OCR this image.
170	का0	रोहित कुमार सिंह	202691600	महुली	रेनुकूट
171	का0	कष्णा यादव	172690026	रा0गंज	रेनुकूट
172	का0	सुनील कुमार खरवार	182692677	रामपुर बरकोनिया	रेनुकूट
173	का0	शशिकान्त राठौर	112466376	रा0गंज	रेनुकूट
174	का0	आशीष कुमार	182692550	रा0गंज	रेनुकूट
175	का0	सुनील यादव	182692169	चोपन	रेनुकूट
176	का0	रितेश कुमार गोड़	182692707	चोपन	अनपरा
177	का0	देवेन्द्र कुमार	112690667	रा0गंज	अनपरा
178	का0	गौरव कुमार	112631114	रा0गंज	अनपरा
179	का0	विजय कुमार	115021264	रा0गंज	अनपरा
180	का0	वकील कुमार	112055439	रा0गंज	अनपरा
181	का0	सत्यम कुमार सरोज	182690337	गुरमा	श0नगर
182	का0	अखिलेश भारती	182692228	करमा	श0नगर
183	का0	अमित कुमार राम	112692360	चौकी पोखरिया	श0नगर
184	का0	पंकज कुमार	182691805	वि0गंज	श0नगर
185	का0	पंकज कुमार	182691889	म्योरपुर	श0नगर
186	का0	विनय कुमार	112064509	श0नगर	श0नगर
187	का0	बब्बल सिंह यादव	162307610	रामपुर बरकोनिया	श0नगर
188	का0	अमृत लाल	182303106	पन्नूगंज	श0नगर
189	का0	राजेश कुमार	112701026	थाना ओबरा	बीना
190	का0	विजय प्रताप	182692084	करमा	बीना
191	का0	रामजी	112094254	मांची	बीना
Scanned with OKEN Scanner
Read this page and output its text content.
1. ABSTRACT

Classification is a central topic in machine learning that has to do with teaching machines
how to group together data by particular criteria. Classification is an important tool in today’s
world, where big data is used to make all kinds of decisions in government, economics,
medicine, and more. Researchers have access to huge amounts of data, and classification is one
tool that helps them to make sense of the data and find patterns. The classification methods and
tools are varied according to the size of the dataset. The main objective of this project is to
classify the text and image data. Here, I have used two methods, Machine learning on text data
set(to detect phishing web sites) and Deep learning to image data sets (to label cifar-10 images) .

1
··········
Task to carry out: List all lines in the material containing the string "text".

Solution to this problem:
Read this page and output its text content.
classify the text and image data. Here, I have used two methods, Machine learning on text data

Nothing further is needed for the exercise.